### Given entries
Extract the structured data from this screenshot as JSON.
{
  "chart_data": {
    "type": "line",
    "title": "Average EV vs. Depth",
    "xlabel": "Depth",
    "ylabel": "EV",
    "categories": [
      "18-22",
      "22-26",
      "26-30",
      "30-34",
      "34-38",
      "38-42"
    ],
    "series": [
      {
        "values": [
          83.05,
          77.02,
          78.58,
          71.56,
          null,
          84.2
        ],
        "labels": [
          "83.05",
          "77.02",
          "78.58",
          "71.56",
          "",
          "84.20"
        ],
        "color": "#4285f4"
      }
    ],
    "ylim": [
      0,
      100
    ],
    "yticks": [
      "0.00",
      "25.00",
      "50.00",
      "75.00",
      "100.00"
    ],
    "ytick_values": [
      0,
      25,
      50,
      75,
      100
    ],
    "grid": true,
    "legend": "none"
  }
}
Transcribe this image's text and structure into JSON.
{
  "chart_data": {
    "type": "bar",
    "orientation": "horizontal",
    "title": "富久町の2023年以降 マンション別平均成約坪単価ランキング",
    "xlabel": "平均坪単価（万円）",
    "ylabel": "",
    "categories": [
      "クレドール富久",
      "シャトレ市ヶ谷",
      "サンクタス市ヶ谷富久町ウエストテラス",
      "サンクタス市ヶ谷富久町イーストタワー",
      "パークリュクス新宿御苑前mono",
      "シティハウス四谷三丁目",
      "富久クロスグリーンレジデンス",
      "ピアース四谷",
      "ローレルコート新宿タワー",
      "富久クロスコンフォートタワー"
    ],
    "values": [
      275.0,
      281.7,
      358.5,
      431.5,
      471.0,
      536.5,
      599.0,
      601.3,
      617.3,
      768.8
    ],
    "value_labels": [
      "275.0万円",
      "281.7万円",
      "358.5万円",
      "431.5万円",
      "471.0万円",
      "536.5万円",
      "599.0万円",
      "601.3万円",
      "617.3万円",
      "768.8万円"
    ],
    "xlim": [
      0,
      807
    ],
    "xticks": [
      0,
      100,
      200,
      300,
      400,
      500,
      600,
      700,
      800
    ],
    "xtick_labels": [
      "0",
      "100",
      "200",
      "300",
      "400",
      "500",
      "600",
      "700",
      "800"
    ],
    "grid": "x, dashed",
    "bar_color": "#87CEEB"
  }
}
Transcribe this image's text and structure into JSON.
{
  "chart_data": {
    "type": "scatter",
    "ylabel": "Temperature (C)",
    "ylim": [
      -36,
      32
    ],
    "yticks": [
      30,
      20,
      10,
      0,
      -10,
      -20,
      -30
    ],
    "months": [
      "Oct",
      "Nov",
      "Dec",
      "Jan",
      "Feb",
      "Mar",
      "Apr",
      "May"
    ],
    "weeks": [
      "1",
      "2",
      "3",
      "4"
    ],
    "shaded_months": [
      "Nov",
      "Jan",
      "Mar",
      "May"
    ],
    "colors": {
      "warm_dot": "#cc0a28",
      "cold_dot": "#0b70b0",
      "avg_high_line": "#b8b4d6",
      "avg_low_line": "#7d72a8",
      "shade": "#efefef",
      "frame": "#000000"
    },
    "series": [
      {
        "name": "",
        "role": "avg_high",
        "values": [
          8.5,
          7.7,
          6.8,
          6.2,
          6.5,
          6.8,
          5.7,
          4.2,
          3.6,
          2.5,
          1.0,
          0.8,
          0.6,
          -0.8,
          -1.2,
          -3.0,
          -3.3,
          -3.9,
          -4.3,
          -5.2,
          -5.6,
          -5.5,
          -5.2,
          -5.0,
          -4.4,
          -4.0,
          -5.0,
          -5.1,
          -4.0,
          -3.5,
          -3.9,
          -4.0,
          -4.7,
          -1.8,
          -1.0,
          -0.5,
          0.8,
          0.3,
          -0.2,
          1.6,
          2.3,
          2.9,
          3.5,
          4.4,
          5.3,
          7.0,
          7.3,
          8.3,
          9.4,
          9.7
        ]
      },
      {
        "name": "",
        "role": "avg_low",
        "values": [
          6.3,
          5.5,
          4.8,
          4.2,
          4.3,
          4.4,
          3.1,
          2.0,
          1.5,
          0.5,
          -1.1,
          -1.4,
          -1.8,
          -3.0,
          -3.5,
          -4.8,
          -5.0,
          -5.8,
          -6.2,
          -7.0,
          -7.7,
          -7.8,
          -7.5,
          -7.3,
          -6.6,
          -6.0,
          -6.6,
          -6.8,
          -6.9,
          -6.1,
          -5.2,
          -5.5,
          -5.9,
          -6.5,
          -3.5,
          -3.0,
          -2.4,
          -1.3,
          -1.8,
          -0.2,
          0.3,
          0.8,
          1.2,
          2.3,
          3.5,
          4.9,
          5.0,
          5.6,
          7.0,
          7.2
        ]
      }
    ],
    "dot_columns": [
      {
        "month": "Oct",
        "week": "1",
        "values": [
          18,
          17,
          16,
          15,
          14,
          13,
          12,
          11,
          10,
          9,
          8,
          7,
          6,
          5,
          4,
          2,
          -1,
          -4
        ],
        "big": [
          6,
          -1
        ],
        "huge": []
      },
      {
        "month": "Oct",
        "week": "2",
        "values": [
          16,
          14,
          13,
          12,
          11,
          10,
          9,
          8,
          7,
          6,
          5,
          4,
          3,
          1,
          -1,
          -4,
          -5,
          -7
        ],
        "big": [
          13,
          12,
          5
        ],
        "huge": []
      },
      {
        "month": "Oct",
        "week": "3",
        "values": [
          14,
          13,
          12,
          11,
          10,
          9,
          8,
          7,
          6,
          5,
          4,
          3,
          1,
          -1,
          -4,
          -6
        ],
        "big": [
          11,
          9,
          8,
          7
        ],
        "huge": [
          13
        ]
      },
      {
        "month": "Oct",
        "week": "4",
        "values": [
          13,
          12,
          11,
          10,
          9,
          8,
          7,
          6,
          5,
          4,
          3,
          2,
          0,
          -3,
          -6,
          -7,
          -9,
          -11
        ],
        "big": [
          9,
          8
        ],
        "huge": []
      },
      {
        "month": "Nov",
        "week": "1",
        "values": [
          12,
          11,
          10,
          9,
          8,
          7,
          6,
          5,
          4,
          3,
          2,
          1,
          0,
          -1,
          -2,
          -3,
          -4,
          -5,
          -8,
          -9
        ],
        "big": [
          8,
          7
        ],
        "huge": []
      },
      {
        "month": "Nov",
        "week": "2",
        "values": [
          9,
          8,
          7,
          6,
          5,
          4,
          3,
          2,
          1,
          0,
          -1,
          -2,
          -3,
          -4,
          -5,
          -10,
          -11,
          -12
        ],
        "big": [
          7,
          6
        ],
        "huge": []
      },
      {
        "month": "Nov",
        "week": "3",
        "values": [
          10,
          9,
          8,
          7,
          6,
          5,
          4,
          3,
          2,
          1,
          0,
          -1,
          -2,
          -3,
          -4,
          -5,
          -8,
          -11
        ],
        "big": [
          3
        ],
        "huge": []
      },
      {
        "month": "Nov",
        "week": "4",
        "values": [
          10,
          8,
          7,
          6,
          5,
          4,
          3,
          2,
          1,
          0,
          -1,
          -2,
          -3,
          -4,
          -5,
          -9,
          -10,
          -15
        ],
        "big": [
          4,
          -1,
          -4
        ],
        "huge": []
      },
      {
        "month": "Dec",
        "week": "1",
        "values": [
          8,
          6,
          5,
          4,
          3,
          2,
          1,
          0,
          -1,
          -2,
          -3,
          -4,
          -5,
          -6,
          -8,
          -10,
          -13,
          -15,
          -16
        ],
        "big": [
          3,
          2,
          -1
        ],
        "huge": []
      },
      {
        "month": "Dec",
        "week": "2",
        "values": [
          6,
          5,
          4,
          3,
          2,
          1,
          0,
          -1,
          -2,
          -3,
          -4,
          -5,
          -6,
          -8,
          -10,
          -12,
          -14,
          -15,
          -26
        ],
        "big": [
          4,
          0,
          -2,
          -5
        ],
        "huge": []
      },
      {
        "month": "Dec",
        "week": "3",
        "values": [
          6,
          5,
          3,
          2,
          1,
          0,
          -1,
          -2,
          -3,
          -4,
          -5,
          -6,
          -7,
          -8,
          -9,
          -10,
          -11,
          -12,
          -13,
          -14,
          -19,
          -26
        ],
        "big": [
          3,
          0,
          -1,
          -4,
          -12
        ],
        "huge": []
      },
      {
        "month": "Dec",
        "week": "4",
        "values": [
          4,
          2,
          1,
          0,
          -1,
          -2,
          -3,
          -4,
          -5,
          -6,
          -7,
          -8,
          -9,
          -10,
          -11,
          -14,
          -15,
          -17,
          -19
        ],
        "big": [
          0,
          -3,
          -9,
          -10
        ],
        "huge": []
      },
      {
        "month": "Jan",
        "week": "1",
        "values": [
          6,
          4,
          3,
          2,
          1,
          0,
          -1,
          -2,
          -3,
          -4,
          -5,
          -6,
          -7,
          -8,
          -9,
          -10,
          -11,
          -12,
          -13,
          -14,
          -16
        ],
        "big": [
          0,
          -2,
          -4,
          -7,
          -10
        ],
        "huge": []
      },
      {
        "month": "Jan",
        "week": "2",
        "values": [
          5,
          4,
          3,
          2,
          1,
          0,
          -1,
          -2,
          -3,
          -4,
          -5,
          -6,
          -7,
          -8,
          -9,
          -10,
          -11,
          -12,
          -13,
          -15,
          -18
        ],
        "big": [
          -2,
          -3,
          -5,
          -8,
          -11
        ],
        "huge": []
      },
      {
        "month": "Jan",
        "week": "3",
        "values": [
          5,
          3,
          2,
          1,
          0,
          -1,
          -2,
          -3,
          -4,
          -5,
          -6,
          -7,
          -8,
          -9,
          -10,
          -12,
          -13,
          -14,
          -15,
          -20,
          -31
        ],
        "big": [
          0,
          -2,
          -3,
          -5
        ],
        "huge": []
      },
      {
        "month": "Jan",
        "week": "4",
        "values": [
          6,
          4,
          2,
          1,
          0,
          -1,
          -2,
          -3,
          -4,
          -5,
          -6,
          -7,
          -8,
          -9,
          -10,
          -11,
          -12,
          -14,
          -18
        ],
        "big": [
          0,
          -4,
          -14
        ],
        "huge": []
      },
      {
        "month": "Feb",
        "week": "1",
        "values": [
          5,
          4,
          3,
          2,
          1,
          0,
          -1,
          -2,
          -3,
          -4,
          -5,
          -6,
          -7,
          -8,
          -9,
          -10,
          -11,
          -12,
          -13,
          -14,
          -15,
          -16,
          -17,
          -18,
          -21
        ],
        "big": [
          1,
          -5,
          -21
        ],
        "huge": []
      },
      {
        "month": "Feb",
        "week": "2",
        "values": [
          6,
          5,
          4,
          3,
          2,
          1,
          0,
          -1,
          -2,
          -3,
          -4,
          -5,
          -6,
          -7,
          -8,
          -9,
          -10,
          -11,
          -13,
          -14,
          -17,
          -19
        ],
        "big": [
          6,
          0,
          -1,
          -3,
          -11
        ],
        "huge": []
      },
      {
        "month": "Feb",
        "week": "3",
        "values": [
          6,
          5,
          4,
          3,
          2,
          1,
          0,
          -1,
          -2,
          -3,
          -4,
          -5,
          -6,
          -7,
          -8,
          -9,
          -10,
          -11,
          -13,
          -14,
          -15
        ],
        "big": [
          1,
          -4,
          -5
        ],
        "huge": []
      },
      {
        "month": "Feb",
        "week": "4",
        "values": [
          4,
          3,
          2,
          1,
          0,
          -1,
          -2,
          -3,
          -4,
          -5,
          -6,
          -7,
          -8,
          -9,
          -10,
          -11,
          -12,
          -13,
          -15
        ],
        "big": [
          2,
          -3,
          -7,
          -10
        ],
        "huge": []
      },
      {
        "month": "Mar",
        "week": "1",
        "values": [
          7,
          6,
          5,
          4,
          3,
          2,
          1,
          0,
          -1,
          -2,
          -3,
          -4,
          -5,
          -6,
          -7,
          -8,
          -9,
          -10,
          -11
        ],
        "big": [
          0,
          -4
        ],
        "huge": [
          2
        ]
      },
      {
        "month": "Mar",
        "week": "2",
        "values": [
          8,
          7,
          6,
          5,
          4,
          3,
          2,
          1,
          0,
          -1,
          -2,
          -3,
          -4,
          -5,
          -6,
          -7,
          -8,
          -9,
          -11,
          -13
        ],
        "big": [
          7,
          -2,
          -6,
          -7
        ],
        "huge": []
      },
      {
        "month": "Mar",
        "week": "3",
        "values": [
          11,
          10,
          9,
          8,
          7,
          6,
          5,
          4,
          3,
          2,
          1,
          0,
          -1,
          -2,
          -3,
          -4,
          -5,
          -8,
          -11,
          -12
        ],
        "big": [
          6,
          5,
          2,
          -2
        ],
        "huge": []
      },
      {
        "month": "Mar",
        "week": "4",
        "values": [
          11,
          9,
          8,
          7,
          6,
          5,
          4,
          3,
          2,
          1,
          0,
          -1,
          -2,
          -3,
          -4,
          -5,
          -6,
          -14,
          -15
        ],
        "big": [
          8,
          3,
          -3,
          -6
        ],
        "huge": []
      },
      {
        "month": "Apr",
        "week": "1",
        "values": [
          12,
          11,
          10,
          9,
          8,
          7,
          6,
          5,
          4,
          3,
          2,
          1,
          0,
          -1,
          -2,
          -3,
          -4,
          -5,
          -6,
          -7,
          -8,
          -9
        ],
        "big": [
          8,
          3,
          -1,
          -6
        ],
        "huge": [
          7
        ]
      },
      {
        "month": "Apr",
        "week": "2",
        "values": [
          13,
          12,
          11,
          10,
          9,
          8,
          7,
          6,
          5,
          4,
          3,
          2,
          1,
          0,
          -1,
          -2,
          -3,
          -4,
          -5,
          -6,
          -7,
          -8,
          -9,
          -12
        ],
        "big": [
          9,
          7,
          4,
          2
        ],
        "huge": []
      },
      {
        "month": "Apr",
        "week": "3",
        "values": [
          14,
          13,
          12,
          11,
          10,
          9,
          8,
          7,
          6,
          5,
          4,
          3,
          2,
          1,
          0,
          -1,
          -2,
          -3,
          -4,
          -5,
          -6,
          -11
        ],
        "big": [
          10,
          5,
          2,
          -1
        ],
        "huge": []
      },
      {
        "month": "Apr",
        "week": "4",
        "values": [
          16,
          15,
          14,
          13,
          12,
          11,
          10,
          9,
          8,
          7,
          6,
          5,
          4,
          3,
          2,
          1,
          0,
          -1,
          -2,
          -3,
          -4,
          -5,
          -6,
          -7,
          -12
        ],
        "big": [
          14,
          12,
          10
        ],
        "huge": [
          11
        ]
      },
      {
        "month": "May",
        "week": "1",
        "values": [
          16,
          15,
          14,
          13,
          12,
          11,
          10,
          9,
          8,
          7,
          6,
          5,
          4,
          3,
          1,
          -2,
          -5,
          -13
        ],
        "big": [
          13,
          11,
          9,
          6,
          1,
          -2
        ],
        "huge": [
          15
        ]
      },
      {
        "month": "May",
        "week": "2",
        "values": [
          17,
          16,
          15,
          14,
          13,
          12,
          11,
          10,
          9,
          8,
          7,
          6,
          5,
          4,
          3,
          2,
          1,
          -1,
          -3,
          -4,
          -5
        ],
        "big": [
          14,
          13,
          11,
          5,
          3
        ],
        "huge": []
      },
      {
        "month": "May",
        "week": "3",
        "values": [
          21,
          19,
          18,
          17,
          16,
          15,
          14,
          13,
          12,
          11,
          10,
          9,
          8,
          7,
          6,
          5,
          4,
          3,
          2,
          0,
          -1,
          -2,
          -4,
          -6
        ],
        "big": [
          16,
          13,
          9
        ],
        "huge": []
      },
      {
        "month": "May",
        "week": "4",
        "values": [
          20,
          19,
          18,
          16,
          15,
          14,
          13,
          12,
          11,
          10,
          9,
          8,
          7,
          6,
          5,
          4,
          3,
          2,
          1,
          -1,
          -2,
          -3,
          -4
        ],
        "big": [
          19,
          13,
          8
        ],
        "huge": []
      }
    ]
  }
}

### To be done
In the records above, locate every line with the string "ylabel" and copy it.

### Result
    "ylabel": "EV",
    "ylabel": "",
    "ylabel": "Temperature (C)",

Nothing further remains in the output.